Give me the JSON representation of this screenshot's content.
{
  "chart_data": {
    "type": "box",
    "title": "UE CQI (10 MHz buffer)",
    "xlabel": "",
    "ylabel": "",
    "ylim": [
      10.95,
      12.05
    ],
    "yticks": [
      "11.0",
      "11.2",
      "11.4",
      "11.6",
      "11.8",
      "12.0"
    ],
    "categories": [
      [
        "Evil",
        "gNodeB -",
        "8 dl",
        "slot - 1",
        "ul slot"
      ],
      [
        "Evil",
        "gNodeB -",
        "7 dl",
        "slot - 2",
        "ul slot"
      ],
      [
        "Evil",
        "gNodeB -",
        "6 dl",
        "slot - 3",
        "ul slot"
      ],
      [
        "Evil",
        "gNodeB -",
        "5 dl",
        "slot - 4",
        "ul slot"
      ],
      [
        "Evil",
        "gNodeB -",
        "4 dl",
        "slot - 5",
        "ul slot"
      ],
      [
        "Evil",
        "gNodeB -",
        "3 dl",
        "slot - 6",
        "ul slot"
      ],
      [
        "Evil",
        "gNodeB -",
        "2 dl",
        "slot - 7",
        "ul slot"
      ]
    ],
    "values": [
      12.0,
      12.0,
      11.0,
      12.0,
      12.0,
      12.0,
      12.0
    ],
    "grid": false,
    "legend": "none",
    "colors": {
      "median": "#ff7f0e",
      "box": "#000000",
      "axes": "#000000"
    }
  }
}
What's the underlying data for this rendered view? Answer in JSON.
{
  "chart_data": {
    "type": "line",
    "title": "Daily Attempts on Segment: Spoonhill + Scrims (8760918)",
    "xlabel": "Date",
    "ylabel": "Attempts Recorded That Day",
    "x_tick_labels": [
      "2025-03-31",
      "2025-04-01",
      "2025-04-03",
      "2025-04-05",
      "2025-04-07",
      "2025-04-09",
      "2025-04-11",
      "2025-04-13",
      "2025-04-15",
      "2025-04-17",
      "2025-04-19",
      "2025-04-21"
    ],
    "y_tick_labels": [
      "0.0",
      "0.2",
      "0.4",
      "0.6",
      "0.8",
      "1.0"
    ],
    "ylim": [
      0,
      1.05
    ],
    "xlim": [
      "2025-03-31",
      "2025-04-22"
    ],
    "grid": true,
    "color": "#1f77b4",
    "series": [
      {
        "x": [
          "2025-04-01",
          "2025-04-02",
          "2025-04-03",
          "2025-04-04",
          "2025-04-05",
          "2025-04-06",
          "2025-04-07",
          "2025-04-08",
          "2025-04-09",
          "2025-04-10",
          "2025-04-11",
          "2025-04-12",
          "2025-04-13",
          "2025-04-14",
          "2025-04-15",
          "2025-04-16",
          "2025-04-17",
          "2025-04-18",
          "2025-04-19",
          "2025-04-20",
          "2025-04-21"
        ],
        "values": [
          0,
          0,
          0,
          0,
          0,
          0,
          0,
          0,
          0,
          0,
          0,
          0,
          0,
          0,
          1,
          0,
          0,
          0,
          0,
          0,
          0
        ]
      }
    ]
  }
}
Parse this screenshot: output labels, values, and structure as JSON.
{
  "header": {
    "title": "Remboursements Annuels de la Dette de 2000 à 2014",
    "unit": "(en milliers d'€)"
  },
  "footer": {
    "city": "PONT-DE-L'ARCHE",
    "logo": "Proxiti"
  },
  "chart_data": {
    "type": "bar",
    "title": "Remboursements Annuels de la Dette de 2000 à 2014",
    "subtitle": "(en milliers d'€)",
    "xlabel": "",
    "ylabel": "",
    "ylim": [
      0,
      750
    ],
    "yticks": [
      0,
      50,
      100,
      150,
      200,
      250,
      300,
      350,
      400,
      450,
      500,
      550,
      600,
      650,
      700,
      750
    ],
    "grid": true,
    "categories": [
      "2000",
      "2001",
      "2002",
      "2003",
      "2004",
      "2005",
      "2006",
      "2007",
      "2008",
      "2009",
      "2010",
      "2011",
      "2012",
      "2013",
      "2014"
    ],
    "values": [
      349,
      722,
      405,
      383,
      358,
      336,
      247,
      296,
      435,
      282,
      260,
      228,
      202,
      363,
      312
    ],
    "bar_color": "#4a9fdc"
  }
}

SET EXERCISE: Quote each line above in full, word for word.

COMPLETE OUTPUT:
Give me the JSON representation of this screenshot's content.
{
  "chart_data": {
    "type": "box",
    "title": "UE CQI (10 MHz buffer)",
    "xlabel": "",
    "ylabel": "",
    "ylim": [
      10.95,
      12.05
    ],
    "yticks": [
      "11.0",
      "11.2",
      "11.4",
      "11.6",
      "11.8",
      "12.0"
    ],
    "categories": [
      [
        "Evil",
        "gNodeB -",
        "8 dl",
        "slot - 1",
        "ul slot"
      ],
      [
        "Evil",
        "gNodeB -",
        "7 dl",
        "slot - 2",
        "ul slot"
      ],
      [
        "Evil",
        "gNodeB -",
        "6 dl",
        "slot - 3",
        "ul slot"
      ],
      [
        "Evil",
        "gNodeB -",
        "5 dl",
        "slot - 4",
        "ul slot"
      ],
      [
        "Evil",
        "gNodeB -",
        "4 dl",
        "slot - 5",
        "ul slot"
      ],
      [
        "Evil",
        "gNodeB -",
        "3 dl",
        "slot - 6",
        "ul slot"
      ],
      [
        "Evil",
        "gNodeB -",
        "2 dl",
        "slot - 7",
        "ul slot"
      ]
    ],
    "values": [
      12.0,
      12.0,
      11.0,
      12.0,
      12.0,
      12.0,
      12.0
    ],
    "grid": false,
    "legend": "none",
    "colors": {
      "median": "#ff7f0e",
      "box": "#000000",
      "axes": "#000000"
    }
  }
}
What's the underlying data for this rendered view? Answer in JSON.
{
  "chart_data": {
    "type": "line",
    "title": "Daily Attempts on Segment: Spoonhill + Scrims (8760918)",
    "xlabel": "Date",
    "ylabel": "Attempts Recorded That Day",
    "x_tick_labels": [
      "2025-03-31",
      "2025-04-01",
      "2025-04-03",
      "2025-04-05",
      "2025-04-07",
      "2025-04-09",
      "2025-04-11",
      "2025-04-13",
      "2025-04-15",
      "2025-04-17",
      "2025-04-19",
      "2025-04-21"
    ],
    "y_tick_labels": [
      "0.0",
      "0.2",
      "0.4",
      "0.6",
      "0.8",
      "1.0"
    ],
    "ylim": [
      0,
      1.05
    ],
    "xlim": [
      "2025-03-31",
      "2025-04-22"
    ],
    "grid": true,
    "color": "#1f77b4",
    "series": [
      {
        "x": [
          "2025-04-01",
          "2025-04-02",
          "2025-04-03",
          "2025-04-04",
          "2025-04-05",
          "2025-04-06",
          "2025-04-07",
          "2025-04-08",
          "2025-04-09",
          "2025-04-10",
          "2025-04-11",
          "2025-04-12",
          "2025-04-13",
          "2025-04-14",
          "2025-04-15",
          "2025-04-16",
          "2025-04-17",
          "2025-04-18",
          "2025-04-19",
          "2025-04-20",
          "2025-04-21"
        ],
        "values": [
          0,
          0,
          0,
          0,
          0,
          0,
          0,
          0,
          0,
          0,
          0,
          0,
          0,
          0,
          1,
          0,
          0,
          0,
          0,
          0,
          0
        ]
      }
    ]
  }
}
Parse this screenshot: output labels, values, and structure as JSON.
{
  "header": {
    "title": "Remboursements Annuels de la Dette de 2000 à 2014",
    "unit": "(en milliers d'€)"
  },
  "footer": {
    "city": "PONT-DE-L'ARCHE",
    "logo": "Proxiti"
  },
  "chart_data": {
    "type": "bar",
    "title": "Remboursements Annuels de la Dette de 2000 à 2014",
    "subtitle": "(en milliers d'€)",
    "xlabel": "",
    "ylabel": "",
    "ylim": [
      0,
      750
    ],
    "yticks": [
      0,
      50,
      100,
      150,
      200,
      250,
      300,
      350,
      400,
      450,
      500,
      550,
      600,
      650,
      700,
      750
    ],
    "grid": true,
    "categories": [
      "2000",
      "2001",
      "2002",
      "2003",
      "2004",
      "2005",
      "2006",
      "2007",
      "2008",
      "2009",
      "2010",
      "2011",
      "2012",
      "2013",
      "2014"
    ],
    "values": [
      349,
      722,
      405,
      383,
      358,
      336,
      247,
      296,
      435,
      282,
      260,
      228,
      202,
      363,
      312
    ],
    "bar_color": "#4a9fdc"
  }
}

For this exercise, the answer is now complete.